== Supplied material

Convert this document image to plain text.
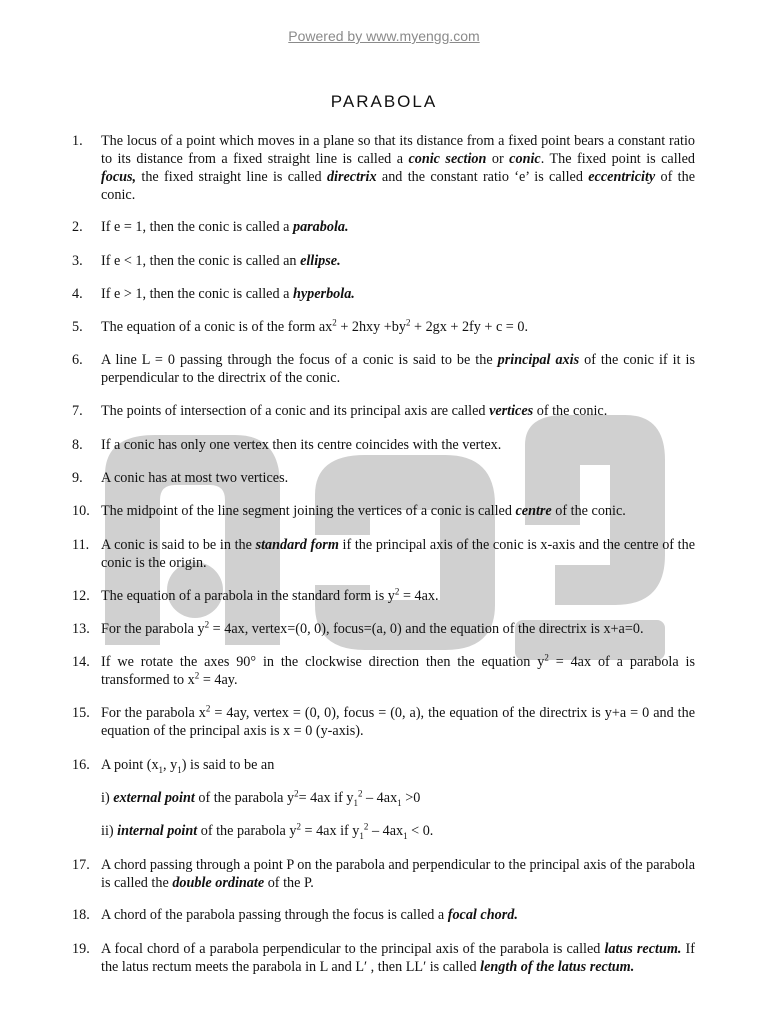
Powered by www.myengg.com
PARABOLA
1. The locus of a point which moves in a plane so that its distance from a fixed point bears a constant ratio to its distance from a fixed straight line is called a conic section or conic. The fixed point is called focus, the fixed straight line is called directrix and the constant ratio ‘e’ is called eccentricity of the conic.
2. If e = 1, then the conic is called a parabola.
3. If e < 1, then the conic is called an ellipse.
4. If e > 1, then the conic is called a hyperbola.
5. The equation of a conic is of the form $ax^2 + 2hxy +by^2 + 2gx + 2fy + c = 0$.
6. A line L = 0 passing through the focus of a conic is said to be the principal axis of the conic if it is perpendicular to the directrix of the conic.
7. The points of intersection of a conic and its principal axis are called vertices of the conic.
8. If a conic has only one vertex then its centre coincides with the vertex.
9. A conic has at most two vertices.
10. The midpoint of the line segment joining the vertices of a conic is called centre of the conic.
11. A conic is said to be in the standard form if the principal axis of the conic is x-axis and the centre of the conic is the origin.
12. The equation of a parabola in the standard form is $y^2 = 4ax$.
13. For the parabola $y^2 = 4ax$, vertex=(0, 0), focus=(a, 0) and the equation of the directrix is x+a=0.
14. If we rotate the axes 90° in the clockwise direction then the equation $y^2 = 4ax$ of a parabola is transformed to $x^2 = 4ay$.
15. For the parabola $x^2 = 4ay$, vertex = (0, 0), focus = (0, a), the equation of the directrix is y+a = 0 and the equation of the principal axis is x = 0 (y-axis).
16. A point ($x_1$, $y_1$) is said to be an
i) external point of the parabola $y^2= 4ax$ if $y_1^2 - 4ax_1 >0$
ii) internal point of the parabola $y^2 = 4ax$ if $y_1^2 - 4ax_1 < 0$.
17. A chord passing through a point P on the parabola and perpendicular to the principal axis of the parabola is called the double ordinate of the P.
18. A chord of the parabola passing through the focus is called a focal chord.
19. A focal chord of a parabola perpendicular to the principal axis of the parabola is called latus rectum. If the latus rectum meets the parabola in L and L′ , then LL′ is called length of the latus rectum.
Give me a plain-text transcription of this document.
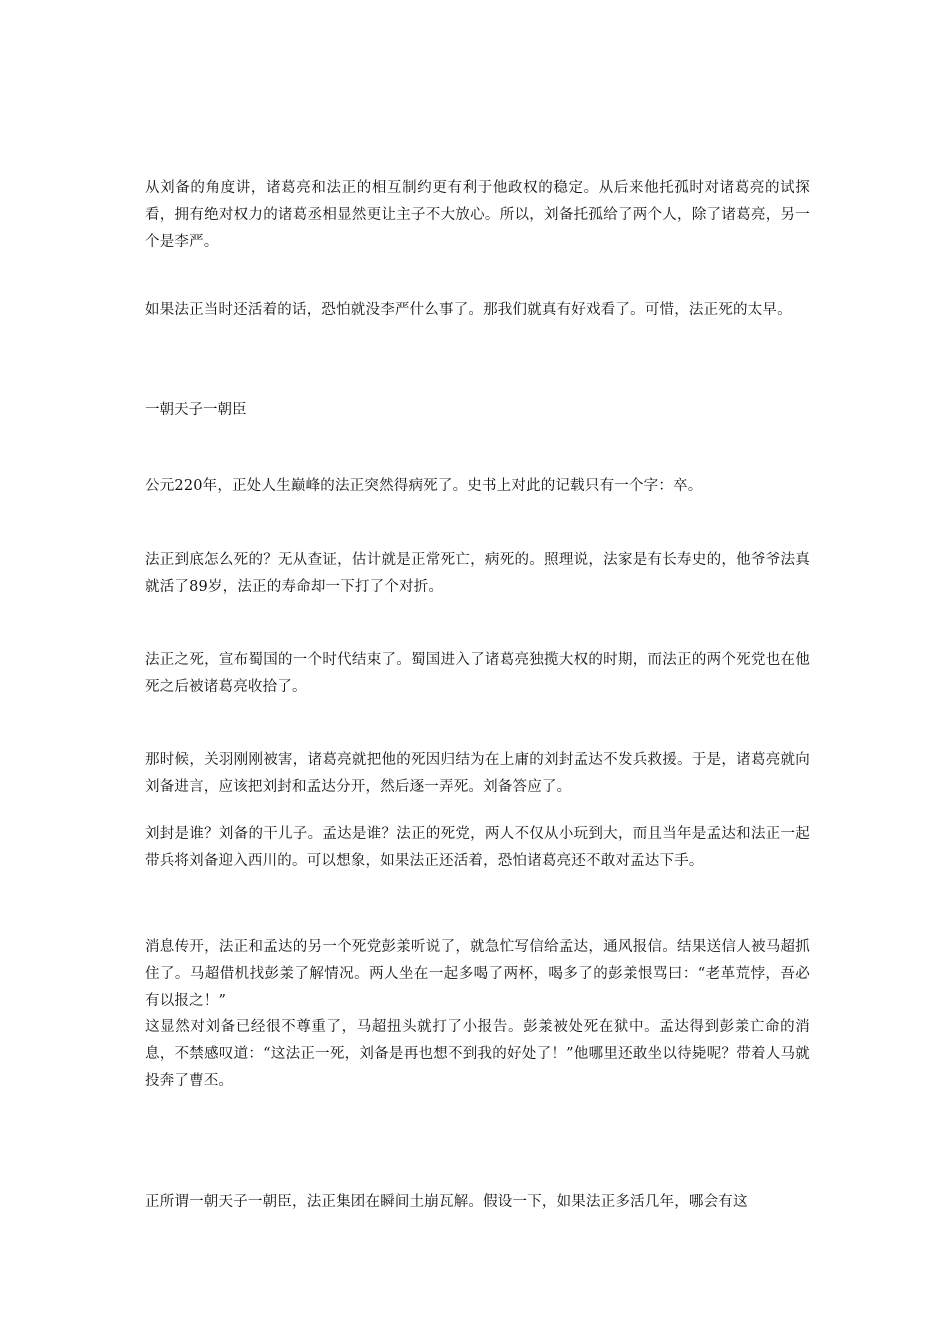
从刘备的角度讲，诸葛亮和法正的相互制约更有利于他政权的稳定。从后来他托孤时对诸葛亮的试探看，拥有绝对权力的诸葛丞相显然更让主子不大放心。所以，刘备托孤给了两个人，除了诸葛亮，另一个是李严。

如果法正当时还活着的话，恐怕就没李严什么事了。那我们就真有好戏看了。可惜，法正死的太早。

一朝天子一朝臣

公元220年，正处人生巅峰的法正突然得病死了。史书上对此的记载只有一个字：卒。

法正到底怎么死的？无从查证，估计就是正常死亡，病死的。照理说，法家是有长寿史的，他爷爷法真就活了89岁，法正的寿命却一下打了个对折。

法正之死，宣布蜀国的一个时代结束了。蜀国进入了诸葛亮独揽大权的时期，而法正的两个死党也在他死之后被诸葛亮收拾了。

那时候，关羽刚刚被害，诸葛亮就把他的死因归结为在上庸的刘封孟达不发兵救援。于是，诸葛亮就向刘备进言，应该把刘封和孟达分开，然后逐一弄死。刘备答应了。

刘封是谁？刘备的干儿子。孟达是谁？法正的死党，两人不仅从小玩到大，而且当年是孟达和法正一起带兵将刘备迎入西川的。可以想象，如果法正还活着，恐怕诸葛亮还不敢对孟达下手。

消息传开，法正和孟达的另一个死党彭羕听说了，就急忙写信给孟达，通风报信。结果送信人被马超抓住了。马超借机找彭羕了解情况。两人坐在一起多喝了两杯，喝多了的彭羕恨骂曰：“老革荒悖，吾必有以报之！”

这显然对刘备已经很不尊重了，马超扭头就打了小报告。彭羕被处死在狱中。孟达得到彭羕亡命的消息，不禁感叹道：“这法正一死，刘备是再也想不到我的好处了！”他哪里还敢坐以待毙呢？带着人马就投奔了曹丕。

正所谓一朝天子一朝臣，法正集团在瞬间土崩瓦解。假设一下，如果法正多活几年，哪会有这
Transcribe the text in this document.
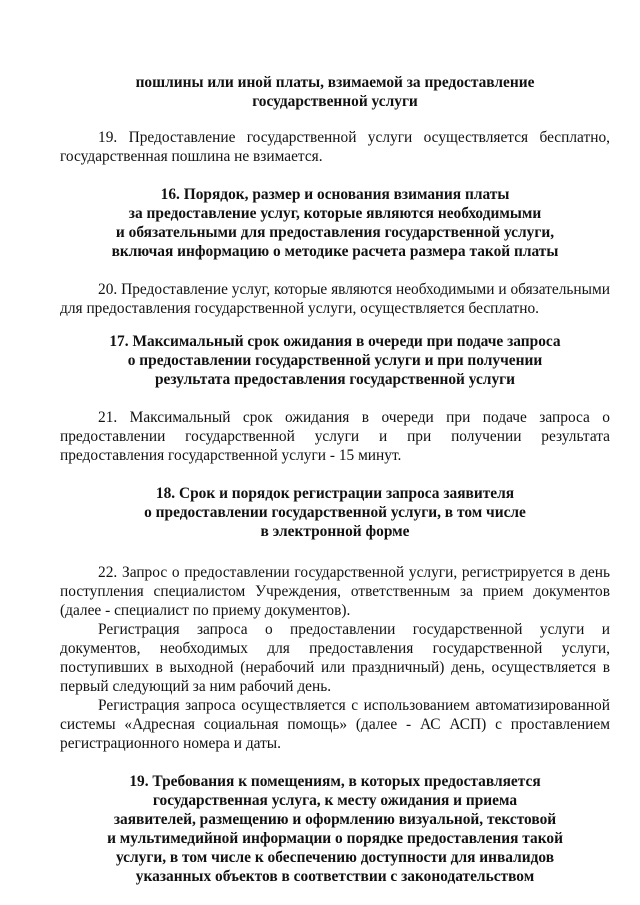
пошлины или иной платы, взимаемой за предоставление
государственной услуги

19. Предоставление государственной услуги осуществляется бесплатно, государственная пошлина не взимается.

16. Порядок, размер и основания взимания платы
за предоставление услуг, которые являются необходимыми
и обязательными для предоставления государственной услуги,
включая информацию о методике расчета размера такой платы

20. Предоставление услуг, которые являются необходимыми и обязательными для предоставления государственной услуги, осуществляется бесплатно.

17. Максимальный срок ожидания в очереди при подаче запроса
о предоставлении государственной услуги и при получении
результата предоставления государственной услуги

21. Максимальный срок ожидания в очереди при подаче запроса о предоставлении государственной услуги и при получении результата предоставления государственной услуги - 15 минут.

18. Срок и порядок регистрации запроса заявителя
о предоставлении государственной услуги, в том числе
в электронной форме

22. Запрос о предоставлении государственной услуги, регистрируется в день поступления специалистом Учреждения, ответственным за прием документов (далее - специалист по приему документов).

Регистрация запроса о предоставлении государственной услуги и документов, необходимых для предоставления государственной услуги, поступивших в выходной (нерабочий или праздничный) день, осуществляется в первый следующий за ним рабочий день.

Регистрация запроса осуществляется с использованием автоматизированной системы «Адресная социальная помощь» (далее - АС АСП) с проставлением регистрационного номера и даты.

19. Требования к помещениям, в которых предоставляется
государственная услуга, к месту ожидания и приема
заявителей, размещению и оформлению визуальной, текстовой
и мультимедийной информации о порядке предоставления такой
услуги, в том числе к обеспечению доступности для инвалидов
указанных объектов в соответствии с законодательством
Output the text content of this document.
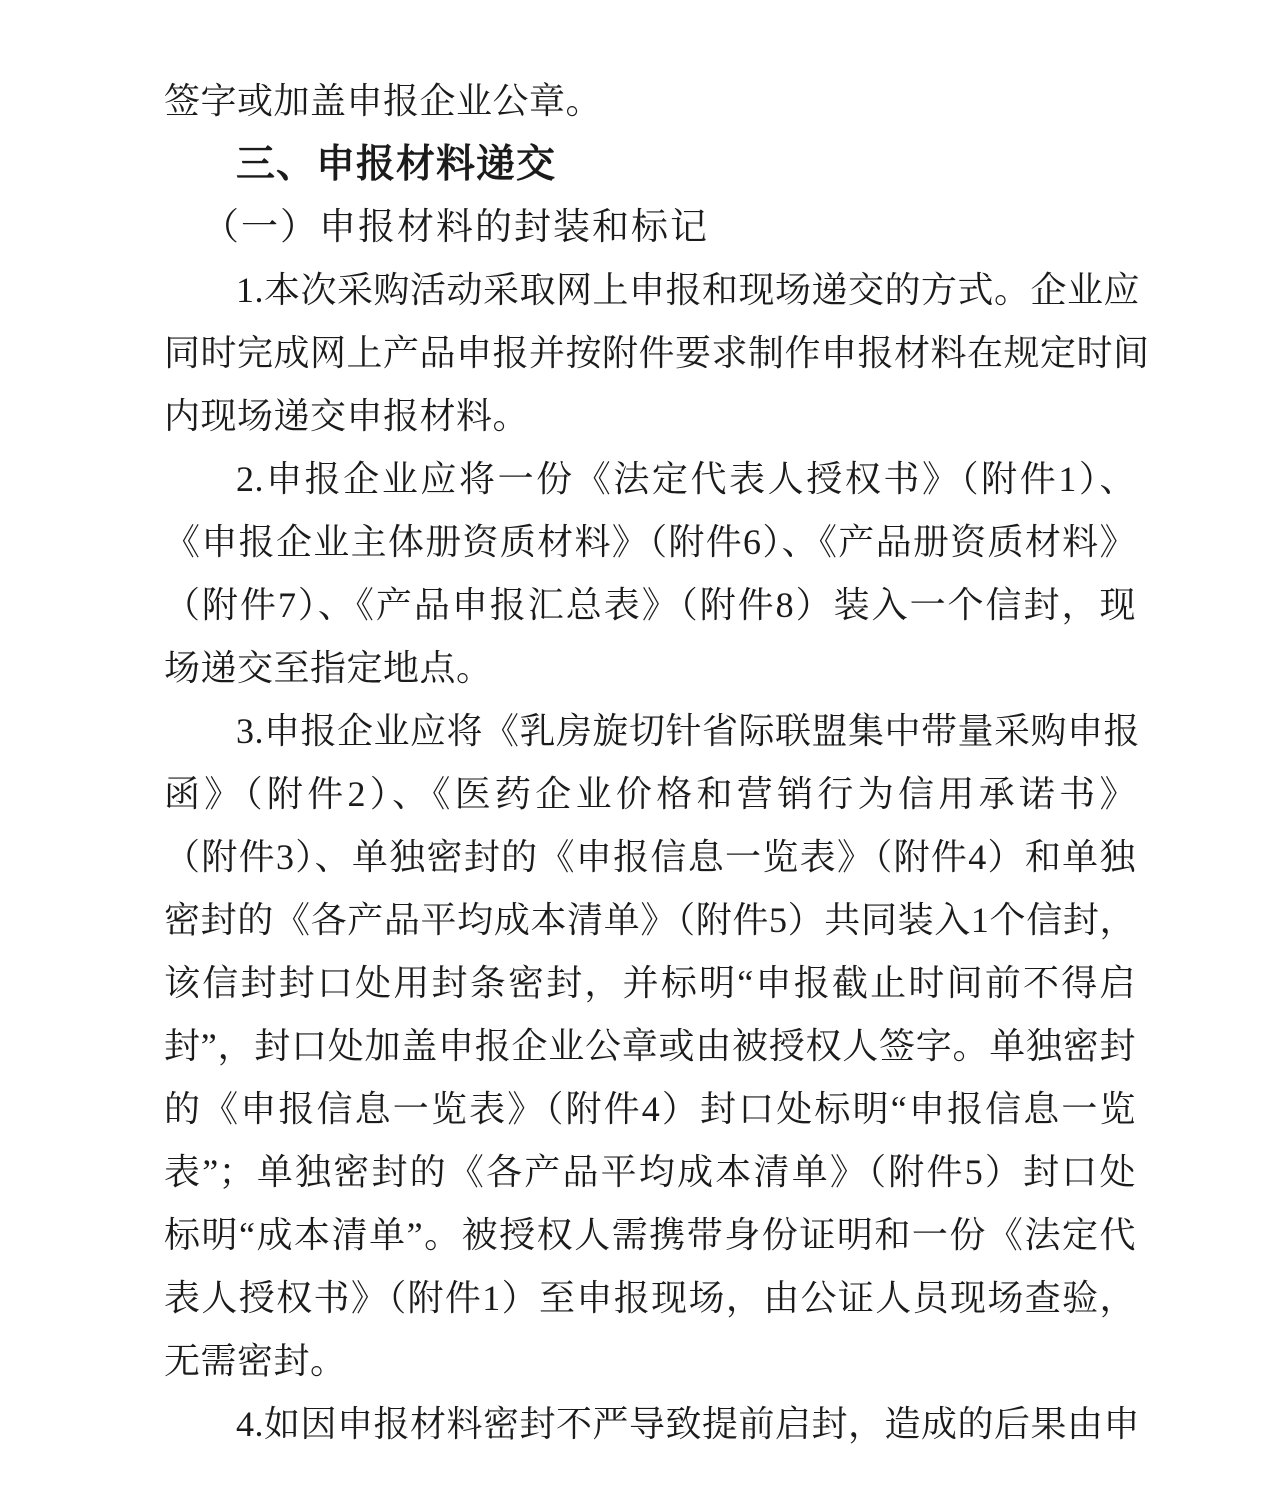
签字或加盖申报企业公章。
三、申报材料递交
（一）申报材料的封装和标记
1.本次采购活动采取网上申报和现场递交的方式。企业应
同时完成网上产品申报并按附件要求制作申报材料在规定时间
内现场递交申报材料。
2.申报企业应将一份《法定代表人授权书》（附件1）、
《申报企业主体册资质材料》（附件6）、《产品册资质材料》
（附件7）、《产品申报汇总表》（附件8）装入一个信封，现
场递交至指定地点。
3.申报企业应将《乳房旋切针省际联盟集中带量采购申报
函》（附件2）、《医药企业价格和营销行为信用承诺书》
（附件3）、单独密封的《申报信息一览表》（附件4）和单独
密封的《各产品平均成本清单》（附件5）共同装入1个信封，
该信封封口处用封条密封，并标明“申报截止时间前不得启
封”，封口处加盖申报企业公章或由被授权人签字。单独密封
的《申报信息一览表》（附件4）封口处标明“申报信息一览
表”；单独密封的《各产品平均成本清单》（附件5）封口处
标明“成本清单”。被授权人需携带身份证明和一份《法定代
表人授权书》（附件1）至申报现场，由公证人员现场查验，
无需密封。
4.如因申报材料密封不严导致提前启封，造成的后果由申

====

:: Given exercise ::
Emit the lines of the data above from the one containing "Output the text content of this document." through its final line, both endpoints included. Pictures do not belong in the output.

:: Reply to the task ::
Output the text content of this document.
签字或加盖申报企业公章。
三、申报材料递交
（一）申报材料的封装和标记
1.本次采购活动采取网上申报和现场递交的方式。企业应
同时完成网上产品申报并按附件要求制作申报材料在规定时间
内现场递交申报材料。
2.申报企业应将一份《法定代表人授权书》（附件1）、
《申报企业主体册资质材料》（附件6）、《产品册资质材料》
（附件7）、《产品申报汇总表》（附件8）装入一个信封，现
场递交至指定地点。
3.申报企业应将《乳房旋切针省际联盟集中带量采购申报
函》（附件2）、《医药企业价格和营销行为信用承诺书》
（附件3）、单独密封的《申报信息一览表》（附件4）和单独
密封的《各产品平均成本清单》（附件5）共同装入1个信封，
该信封封口处用封条密封，并标明“申报截止时间前不得启
封”，封口处加盖申报企业公章或由被授权人签字。单独密封
的《申报信息一览表》（附件4）封口处标明“申报信息一览
表”；单独密封的《各产品平均成本清单》（附件5）封口处
标明“成本清单”。被授权人需携带身份证明和一份《法定代
表人授权书》（附件1）至申报现场，由公证人员现场查验，
无需密封。
4.如因申报材料密封不严导致提前启封，造成的后果由申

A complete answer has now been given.